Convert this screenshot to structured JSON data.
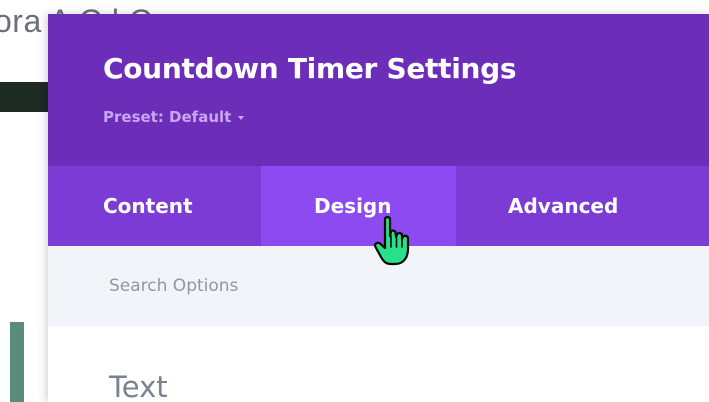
{
  "background": {
    "title_fragment": "ora         A           C    l          C     "
  },
  "modal": {
    "title": "Countdown Timer Settings",
    "preset_label": "Preset: Default",
    "preset_icon": "caret-down-icon",
    "tabs": [
      {
        "label": "Content",
        "active": false
      },
      {
        "label": "Design",
        "active": true
      },
      {
        "label": "Advanced",
        "active": false
      }
    ],
    "search": {
      "placeholder": "Search Options",
      "value": ""
    },
    "section_heading": "Text"
  },
  "colors": {
    "header_bg": "#6c2eb9",
    "tabs_bg": "#7d3bd5",
    "tab_active_bg": "#8c4af0",
    "search_bg": "#f1f5f9",
    "cursor_fill": "#27e08a"
  },
  "cursor": {
    "type": "hand-pointer-icon"
  }
}
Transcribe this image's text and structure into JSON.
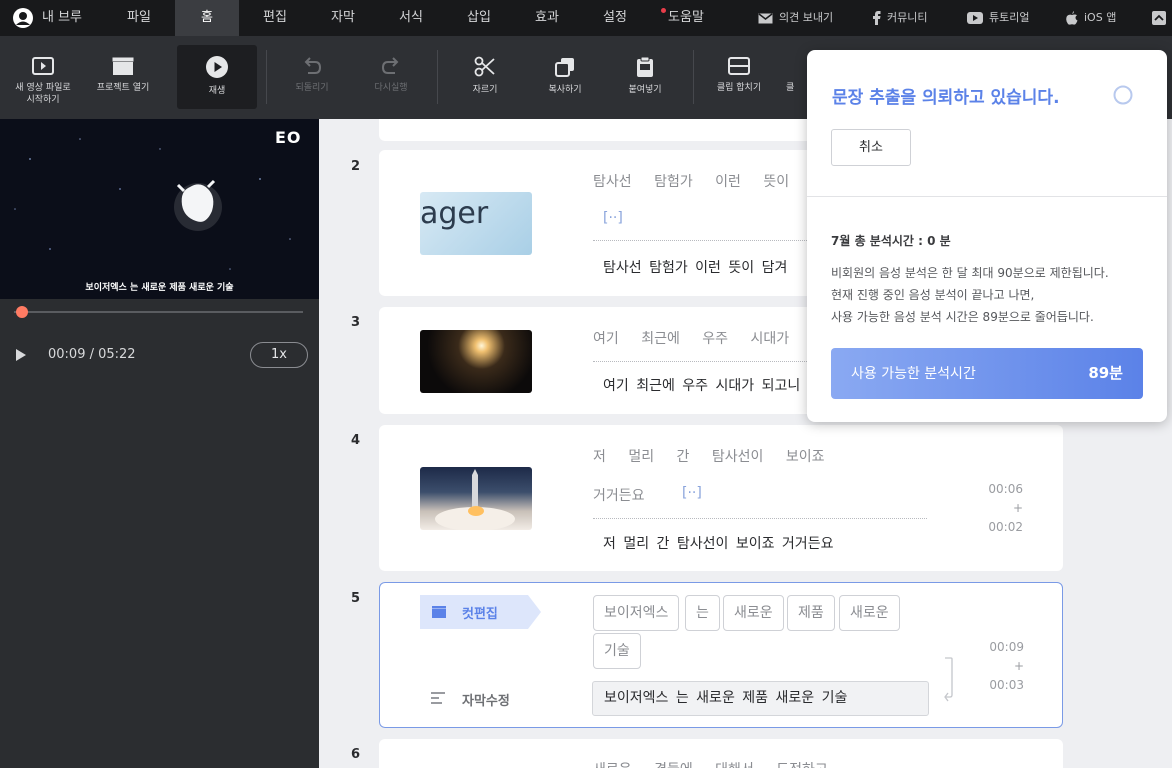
{
  "menu": {
    "user": "내 브루",
    "tabs": [
      "파일",
      "홈",
      "편집",
      "자막",
      "서식",
      "삽입",
      "효과",
      "설정",
      "도움말"
    ],
    "feedback": "의견 보내기",
    "community": "커뮤니티",
    "tutorial": "튜토리얼",
    "ios": "iOS 앱"
  },
  "toolbar": {
    "new_video": "새 영상 파일로\n시작하기",
    "open_project": "프로젝트 열기",
    "play": "재생",
    "undo": "되돌리기",
    "redo": "다시실행",
    "cut": "자르기",
    "copy": "복사하기",
    "paste": "붙여넣기",
    "merge": "클립 합치기",
    "split": "클"
  },
  "player": {
    "caption": "보이저엑스 는 새로운 제품 새로운 기술",
    "logo": "EO",
    "time": "00:09 / 05:22",
    "speed": "1x"
  },
  "clips": [
    {
      "num": "2",
      "words": "탐사선 탐험가 이런 뜻이",
      "more": "[··]",
      "sentence": "탐사선 탐험가 이런 뜻이 담겨",
      "thumb_text": "ager"
    },
    {
      "num": "3",
      "words": "여기 최근에 우주 시대가",
      "sentence": "여기 최근에 우주 시대가 되고니"
    },
    {
      "num": "4",
      "words": "저 멀리 간 탐사선이 보이죠",
      "words2": "거거든요",
      "more": "[··]",
      "sentence": "저 멀리 간 탐사선이 보이죠 거거든요",
      "start": "00:06",
      "dur": "+ 00:02"
    },
    {
      "num": "5",
      "cut_edit": "컷편집",
      "subtitle_edit": "자막수정",
      "wordboxes": [
        "보이저엑스",
        "는",
        "새로운",
        "제품",
        "새로운",
        "기술"
      ],
      "sentence": "보이저엑스 는 새로운 제품 새로운 기술",
      "start": "00:09",
      "dur": "+ 00:03"
    },
    {
      "num": "6",
      "words": "새로운 경들에 대해서 도전하고"
    }
  ],
  "popup": {
    "title": "문장 추출을 의뢰하고 있습니다.",
    "cancel": "취소",
    "usage_title": "7월 총 분석시간 : 0 분",
    "desc1": "비회원의 음성 분석은 한 달 최대 90분으로 제한됩니다.",
    "desc2": "현재 진행 중인 음성 분석이 끝나고 나면,",
    "desc3": "사용 가능한 음성 분석 시간은 89분으로 줄어듭니다.",
    "avail_label": "사용 가능한 분석시간",
    "avail_value": "89분"
  },
  "colors": {
    "accent": "#5b82e8",
    "progress": "#ff7b63",
    "menubar": "#18191b"
  }
}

**TASK DETAILS**
Any pictures should be dropped; transcribe the rest of the records above exactly.

**OUTPUT**
Convert this screenshot to structured JSON data.
{
  "background": {
    "title_fragment": "ora         A           C    l          C     "
  },
  "modal": {
    "title": "Countdown Timer Settings",
    "preset_label": "Preset: Default",
    "preset_icon": "caret-down-icon",
    "tabs": [
      {
        "label": "Content",
        "active": false
      },
      {
        "label": "Design",
        "active": true
      },
      {
        "label": "Advanced",
        "active": false
      }
    ],
    "search": {
      "placeholder": "Search Options",
      "value": ""
    },
    "section_heading": "Text"
  },
  "colors": {
    "header_bg": "#6c2eb9",
    "tabs_bg": "#7d3bd5",
    "tab_active_bg": "#8c4af0",
    "search_bg": "#f1f5f9",
    "cursor_fill": "#27e08a"
  },
  "cursor": {
    "type": "hand-pointer-icon"
  }
}
Transcribe this image's text and structure into JSON.
{
  "menu": {
    "user": "내 브루",
    "tabs": [
      "파일",
      "홈",
      "편집",
      "자막",
      "서식",
      "삽입",
      "효과",
      "설정",
      "도움말"
    ],
    "feedback": "의견 보내기",
    "community": "커뮤니티",
    "tutorial": "튜토리얼",
    "ios": "iOS 앱"
  },
  "toolbar": {
    "new_video": "새 영상 파일로\n시작하기",
    "open_project": "프로젝트 열기",
    "play": "재생",
    "undo": "되돌리기",
    "redo": "다시실행",
    "cut": "자르기",
    "copy": "복사하기",
    "paste": "붙여넣기",
    "merge": "클립 합치기",
    "split": "클"
  },
  "player": {
    "caption": "보이저엑스 는 새로운 제품 새로운 기술",
    "logo": "EO",
    "time": "00:09 / 05:22",
    "speed": "1x"
  },
  "clips": [
    {
      "num": "2",
      "words": "탐사선 탐험가 이런 뜻이",
      "more": "[··]",
      "sentence": "탐사선 탐험가 이런 뜻이 담겨",
      "thumb_text": "ager"
    },
    {
      "num": "3",
      "words": "여기 최근에 우주 시대가",
      "sentence": "여기 최근에 우주 시대가 되고니"
    },
    {
      "num": "4",
      "words": "저 멀리 간 탐사선이 보이죠",
      "words2": "거거든요",
      "more": "[··]",
      "sentence": "저 멀리 간 탐사선이 보이죠 거거든요",
      "start": "00:06",
      "dur": "+ 00:02"
    },
    {
      "num": "5",
      "cut_edit": "컷편집",
      "subtitle_edit": "자막수정",
      "wordboxes": [
        "보이저엑스",
        "는",
        "새로운",
        "제품",
        "새로운",
        "기술"
      ],
      "sentence": "보이저엑스 는 새로운 제품 새로운 기술",
      "start": "00:09",
      "dur": "+ 00:03"
    },
    {
      "num": "6",
      "words": "새로운 경들에 대해서 도전하고"
    }
  ],
  "popup": {
    "title": "문장 추출을 의뢰하고 있습니다.",
    "cancel": "취소",
    "usage_title": "7월 총 분석시간 : 0 분",
    "desc1": "비회원의 음성 분석은 한 달 최대 90분으로 제한됩니다.",
    "desc2": "현재 진행 중인 음성 분석이 끝나고 나면,",
    "desc3": "사용 가능한 음성 분석 시간은 89분으로 줄어듭니다.",
    "avail_label": "사용 가능한 분석시간",
    "avail_value": "89분"
  },
  "colors": {
    "accent": "#5b82e8",
    "progress": "#ff7b63",
    "menubar": "#18191b"
  }
}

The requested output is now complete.